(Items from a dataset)
— start —
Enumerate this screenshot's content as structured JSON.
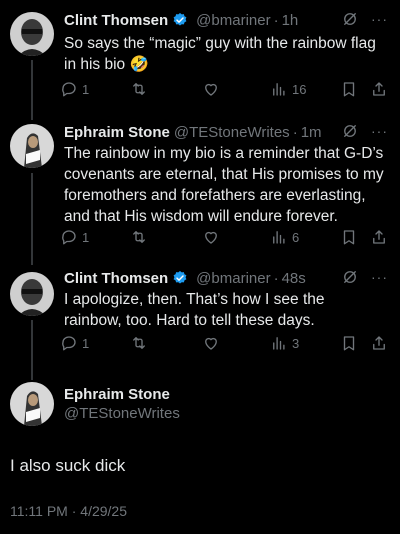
{
  "tweets": [
    {
      "name": "Clint Thomsen",
      "handle": "@bmariner",
      "time": "1h",
      "text_line1": "So says the “magic” guy with the rainbow flag",
      "text_line2": "in his bio 🤣",
      "replies": "1",
      "views": "16",
      "verified": true
    },
    {
      "name": "Ephraim Stone",
      "handle": "@TEStoneWrites",
      "time": "1m",
      "text_line1": "The rainbow in my bio is a reminder that G-D’s",
      "text_line2": "covenants are eternal, that His promises to my",
      "text_line3": "foremothers and forefathers are everlasting,",
      "text_line4": "and that His wisdom will endure forever.",
      "replies": "1",
      "views": "6",
      "verified": false
    },
    {
      "name": "Clint Thomsen",
      "handle": "@bmariner",
      "time": "48s",
      "text_line1": "I apologize, then. That’s how I see the",
      "text_line2": "rainbow, too. Hard to tell these days.",
      "replies": "1",
      "views": "3",
      "verified": true
    }
  ],
  "main": {
    "name": "Ephraim Stone",
    "handle": "@TEStoneWrites",
    "text": "I also suck dick",
    "timestamp": "11:11 PM · 4/29/25"
  },
  "colors": {
    "background": "#000000",
    "text": "#e7e9ea",
    "muted": "#71767b",
    "verified_blue": "#1d9bf0"
  }
}
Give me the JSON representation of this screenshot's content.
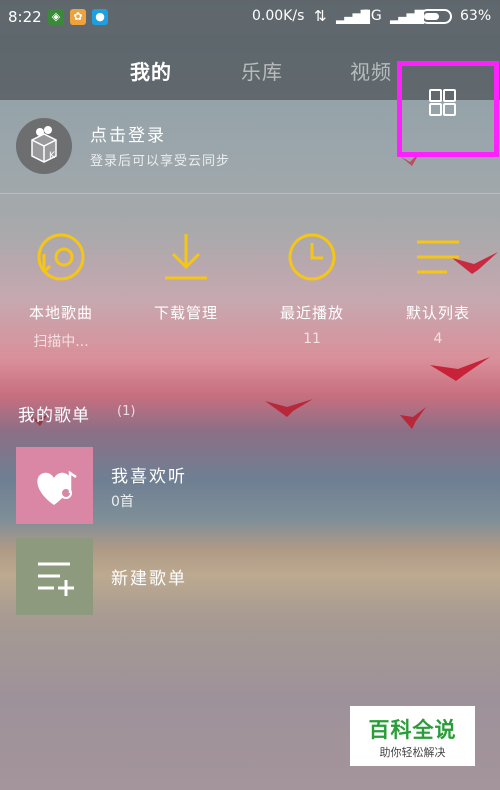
{
  "status_bar": {
    "time": "8:22",
    "speed": "0.00K/s",
    "network": "3G",
    "battery": "63%",
    "battery_level": 0.63
  },
  "nav": {
    "tabs": [
      "我的",
      "乐库",
      "视频"
    ],
    "active_tab": "我的"
  },
  "login": {
    "title": "点击登录",
    "subtitle": "登录后可以享受云同步"
  },
  "quick": [
    {
      "label": "本地歌曲",
      "sub": "扫描中...",
      "icon": "disc-icon"
    },
    {
      "label": "下载管理",
      "sub": "",
      "icon": "download-icon"
    },
    {
      "label": "最近播放",
      "sub": "11",
      "icon": "clock-icon"
    },
    {
      "label": "默认列表",
      "sub": "4",
      "icon": "list-icon"
    }
  ],
  "playlists_section": {
    "title": "我的歌单",
    "count": "(1)",
    "items": [
      {
        "title": "我喜欢听",
        "sub": "0首",
        "icon": "heart-note-icon"
      },
      {
        "title": "新建歌单",
        "sub": "",
        "icon": "add-list-icon"
      }
    ]
  },
  "watermark": {
    "title": "百科全说",
    "subtitle": "助你轻松解决"
  },
  "colors": {
    "accent": "#f5c518",
    "highlight_box": "#ff20ff",
    "fav_bg": "#d987a5",
    "new_bg": "#8d9a7e"
  }
}
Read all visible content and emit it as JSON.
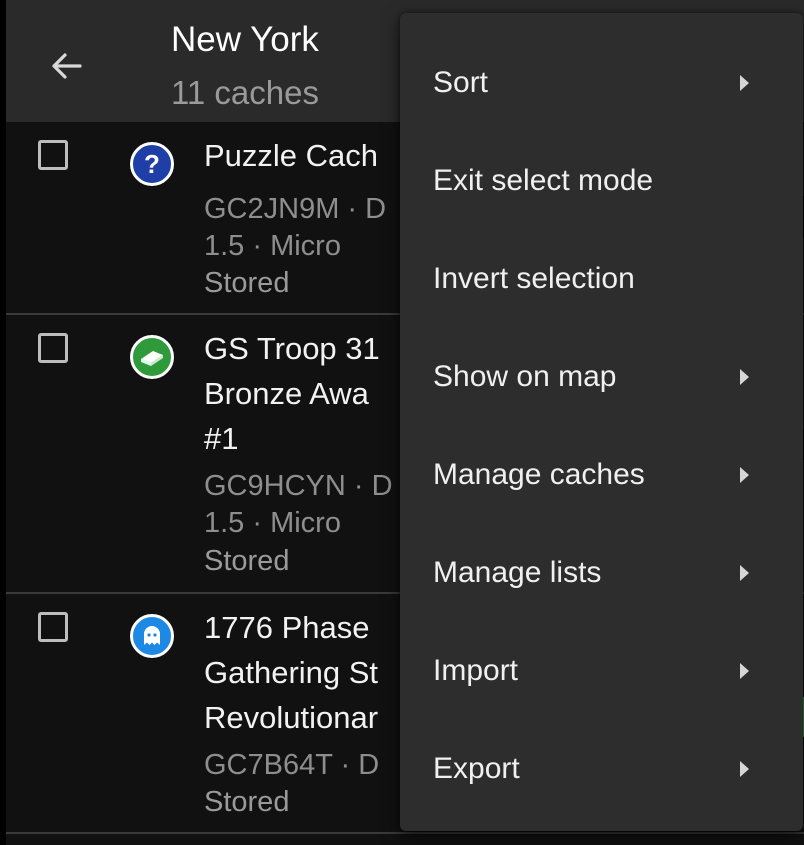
— end —
Problem: Write out again the lines from the one with "Give me the" through the end of the records exactly, without any of the pictures.

Solution to the exercise:
Give me the JSON representation of this screenshot's content.
{
  "status_bar": {
    "time": "8:22",
    "speed": "0.00K/s",
    "network": "3G",
    "battery": "63%",
    "battery_level": 0.63
  },
  "nav": {
    "tabs": [
      "我的",
      "乐库",
      "视频"
    ],
    "active_tab": "我的"
  },
  "login": {
    "title": "点击登录",
    "subtitle": "登录后可以享受云同步"
  },
  "quick": [
    {
      "label": "本地歌曲",
      "sub": "扫描中...",
      "icon": "disc-icon"
    },
    {
      "label": "下载管理",
      "sub": "",
      "icon": "download-icon"
    },
    {
      "label": "最近播放",
      "sub": "11",
      "icon": "clock-icon"
    },
    {
      "label": "默认列表",
      "sub": "4",
      "icon": "list-icon"
    }
  ],
  "playlists_section": {
    "title": "我的歌单",
    "count": "(1)",
    "items": [
      {
        "title": "我喜欢听",
        "sub": "0首",
        "icon": "heart-note-icon"
      },
      {
        "title": "新建歌单",
        "sub": "",
        "icon": "add-list-icon"
      }
    ]
  },
  "watermark": {
    "title": "百科全说",
    "subtitle": "助你轻松解决"
  },
  "colors": {
    "accent": "#f5c518",
    "highlight_box": "#ff20ff",
    "fav_bg": "#d987a5",
    "new_bg": "#8d9a7e"
  }
}
Read all visible content and emit it as JSON.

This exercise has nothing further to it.